*Brief*: Note how many lines hold "Estoque" and report that number by itself.

---*---

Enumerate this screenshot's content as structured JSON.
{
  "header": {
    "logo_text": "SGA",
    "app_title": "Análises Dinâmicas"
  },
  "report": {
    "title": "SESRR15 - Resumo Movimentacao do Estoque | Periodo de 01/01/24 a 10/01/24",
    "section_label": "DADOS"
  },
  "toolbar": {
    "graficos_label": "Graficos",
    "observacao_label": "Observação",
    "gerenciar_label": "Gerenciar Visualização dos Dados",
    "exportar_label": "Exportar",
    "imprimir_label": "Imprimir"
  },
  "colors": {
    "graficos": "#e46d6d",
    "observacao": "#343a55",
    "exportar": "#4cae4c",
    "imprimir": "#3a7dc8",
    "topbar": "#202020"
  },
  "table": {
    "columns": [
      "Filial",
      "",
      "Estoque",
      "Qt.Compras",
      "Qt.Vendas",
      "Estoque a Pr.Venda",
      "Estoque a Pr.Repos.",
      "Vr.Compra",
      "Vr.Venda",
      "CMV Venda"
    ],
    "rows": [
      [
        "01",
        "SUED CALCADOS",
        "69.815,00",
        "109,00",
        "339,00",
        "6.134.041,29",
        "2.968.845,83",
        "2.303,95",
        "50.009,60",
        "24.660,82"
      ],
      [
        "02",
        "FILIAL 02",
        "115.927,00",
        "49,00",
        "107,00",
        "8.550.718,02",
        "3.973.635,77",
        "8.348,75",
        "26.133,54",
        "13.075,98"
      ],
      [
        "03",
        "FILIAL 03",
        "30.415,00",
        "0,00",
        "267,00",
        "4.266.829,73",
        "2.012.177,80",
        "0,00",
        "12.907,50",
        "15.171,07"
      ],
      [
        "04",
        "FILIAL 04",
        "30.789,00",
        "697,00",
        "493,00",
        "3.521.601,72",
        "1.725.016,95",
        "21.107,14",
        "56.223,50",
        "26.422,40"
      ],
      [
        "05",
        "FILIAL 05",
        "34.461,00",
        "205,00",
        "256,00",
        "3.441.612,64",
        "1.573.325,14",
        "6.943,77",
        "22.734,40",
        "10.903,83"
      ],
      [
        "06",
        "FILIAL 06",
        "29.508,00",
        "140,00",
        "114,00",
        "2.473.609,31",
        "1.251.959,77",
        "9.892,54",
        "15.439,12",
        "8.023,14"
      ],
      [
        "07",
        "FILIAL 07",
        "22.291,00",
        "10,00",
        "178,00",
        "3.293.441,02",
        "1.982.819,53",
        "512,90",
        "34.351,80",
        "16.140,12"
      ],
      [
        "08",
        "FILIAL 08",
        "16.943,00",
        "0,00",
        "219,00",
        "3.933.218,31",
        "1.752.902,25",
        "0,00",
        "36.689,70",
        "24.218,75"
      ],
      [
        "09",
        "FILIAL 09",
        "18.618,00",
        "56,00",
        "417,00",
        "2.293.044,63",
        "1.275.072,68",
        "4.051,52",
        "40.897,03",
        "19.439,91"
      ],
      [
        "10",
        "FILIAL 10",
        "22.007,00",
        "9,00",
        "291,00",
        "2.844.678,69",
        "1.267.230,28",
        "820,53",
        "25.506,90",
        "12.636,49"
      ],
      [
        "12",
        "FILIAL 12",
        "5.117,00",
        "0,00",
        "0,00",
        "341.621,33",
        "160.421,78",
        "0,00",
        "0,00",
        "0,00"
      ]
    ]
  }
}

---*---

*Answer for the task*: 4